Job: List all the lines in these records that hold "Number".

Exercise data:
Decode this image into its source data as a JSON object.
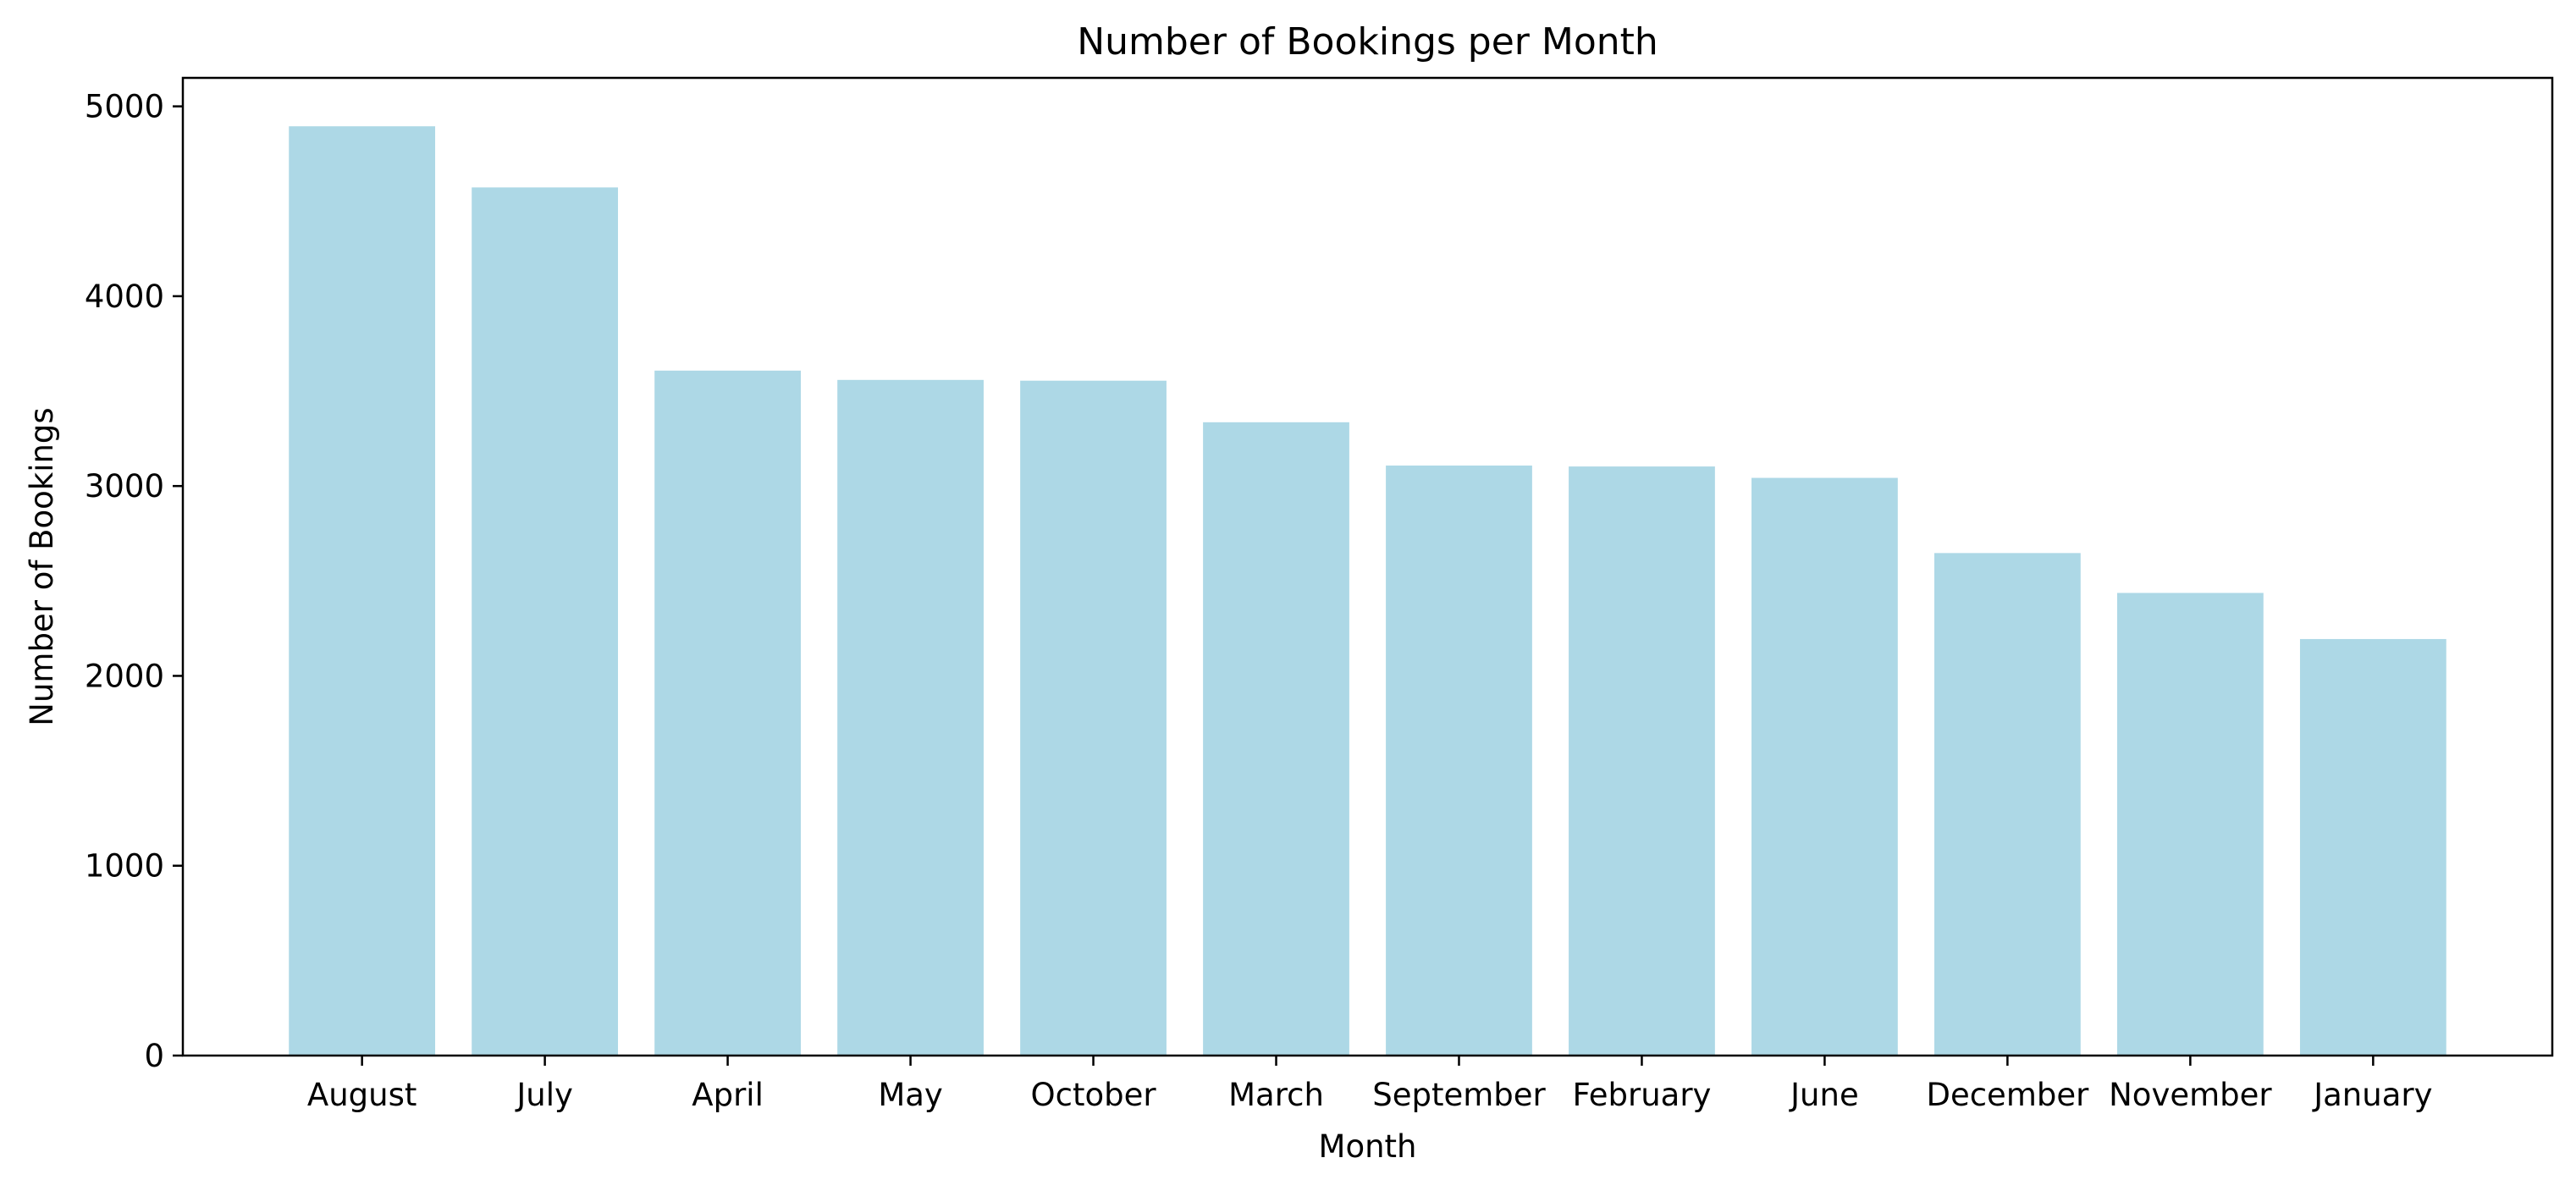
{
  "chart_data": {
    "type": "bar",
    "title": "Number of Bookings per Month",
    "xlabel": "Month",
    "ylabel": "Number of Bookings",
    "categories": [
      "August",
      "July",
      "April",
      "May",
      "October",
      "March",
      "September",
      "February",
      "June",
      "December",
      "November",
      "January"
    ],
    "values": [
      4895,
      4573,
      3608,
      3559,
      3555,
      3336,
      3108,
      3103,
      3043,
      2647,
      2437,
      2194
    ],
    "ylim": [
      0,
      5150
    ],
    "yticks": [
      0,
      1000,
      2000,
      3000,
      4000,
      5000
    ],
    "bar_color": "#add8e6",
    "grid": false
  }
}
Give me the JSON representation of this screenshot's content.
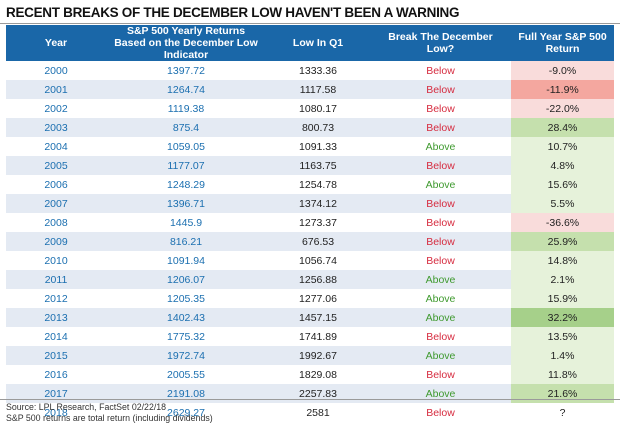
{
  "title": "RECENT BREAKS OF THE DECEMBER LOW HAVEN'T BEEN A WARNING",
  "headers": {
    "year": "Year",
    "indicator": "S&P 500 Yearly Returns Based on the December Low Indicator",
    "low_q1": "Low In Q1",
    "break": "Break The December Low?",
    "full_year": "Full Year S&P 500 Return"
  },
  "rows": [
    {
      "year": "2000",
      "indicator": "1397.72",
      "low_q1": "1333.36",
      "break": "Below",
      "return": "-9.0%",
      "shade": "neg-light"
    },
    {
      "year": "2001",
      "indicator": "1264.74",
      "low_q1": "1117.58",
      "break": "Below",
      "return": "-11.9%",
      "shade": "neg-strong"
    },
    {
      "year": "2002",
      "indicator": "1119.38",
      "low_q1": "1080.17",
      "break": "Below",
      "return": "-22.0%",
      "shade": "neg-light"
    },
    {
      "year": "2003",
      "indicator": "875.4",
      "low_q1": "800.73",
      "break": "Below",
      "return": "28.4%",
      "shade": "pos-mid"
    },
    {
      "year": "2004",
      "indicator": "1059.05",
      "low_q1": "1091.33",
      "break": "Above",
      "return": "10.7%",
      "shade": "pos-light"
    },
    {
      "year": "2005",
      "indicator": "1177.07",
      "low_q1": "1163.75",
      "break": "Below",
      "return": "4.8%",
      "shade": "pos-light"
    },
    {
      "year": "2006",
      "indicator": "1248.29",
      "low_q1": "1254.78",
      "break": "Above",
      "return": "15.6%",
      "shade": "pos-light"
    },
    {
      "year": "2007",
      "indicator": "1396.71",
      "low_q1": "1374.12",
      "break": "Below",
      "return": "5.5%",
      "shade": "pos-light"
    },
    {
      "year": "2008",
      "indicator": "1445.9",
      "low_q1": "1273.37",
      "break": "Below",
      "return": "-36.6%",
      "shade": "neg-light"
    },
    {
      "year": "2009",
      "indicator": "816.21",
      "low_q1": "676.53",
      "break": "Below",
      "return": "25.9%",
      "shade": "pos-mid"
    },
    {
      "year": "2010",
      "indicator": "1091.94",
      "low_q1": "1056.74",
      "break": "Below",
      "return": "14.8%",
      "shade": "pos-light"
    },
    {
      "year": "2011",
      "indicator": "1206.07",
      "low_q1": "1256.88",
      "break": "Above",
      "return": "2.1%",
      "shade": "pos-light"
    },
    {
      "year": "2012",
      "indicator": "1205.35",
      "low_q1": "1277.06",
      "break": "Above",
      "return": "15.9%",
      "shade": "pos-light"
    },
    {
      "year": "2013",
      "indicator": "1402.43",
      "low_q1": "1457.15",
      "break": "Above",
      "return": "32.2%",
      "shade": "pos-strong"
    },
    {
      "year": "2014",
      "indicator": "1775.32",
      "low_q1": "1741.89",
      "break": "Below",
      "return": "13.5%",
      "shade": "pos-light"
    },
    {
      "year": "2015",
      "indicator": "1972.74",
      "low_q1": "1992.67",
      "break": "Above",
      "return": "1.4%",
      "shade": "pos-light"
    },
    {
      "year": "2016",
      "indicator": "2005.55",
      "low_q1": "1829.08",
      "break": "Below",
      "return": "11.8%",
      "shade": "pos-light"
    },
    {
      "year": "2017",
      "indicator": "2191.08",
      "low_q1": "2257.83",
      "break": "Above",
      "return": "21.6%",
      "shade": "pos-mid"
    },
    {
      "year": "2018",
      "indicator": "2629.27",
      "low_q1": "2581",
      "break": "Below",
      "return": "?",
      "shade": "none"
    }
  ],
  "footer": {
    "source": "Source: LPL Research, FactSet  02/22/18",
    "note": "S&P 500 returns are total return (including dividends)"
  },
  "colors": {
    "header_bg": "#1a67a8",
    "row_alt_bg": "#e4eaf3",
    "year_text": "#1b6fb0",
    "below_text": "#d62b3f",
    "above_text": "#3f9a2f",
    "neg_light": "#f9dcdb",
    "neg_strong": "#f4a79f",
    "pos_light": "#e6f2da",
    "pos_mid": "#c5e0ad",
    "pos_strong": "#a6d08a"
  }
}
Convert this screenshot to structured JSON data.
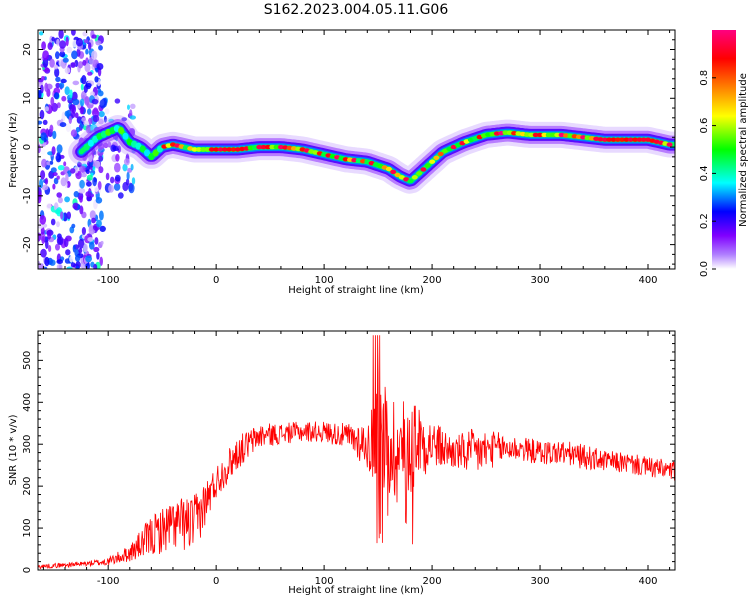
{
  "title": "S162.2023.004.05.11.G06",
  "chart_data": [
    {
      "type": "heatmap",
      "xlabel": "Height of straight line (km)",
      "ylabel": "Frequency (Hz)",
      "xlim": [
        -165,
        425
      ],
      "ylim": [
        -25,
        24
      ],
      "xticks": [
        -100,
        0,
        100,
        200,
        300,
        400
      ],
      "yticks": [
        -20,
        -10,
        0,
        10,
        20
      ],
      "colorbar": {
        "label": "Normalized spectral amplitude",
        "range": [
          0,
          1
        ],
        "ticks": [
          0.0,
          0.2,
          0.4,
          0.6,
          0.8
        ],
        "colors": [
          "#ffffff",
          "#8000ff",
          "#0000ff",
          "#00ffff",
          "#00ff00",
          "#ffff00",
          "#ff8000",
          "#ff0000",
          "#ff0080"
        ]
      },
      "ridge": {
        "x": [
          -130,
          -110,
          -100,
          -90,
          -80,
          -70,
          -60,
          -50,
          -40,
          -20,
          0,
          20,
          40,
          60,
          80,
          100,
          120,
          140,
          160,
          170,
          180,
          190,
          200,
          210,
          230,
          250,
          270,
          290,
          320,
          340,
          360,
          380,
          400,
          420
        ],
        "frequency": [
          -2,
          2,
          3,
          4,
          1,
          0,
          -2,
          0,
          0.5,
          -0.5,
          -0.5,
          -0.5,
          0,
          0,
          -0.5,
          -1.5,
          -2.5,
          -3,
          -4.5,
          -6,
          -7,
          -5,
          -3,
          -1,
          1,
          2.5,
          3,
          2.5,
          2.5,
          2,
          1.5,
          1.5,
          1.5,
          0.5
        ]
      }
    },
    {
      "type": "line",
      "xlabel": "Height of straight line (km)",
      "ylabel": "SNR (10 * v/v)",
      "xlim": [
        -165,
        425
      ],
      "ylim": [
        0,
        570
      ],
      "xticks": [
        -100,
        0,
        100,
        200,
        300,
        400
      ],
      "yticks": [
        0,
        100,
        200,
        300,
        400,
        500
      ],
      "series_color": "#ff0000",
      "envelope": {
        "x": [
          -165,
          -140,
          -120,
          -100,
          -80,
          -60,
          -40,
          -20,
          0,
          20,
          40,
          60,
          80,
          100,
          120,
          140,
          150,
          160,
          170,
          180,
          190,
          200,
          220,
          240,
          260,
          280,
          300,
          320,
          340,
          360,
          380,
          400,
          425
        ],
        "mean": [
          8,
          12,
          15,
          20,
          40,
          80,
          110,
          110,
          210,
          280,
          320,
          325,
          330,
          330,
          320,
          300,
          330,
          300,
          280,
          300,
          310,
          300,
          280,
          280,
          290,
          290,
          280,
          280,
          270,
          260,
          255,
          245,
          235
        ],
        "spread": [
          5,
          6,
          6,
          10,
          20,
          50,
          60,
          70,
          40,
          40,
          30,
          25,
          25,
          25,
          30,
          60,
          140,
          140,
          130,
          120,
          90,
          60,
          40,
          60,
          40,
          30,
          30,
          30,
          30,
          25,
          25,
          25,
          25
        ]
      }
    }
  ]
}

Exercise result:
    "title": "Number of Bookings per Month",
    "ylabel": "Number of Bookings",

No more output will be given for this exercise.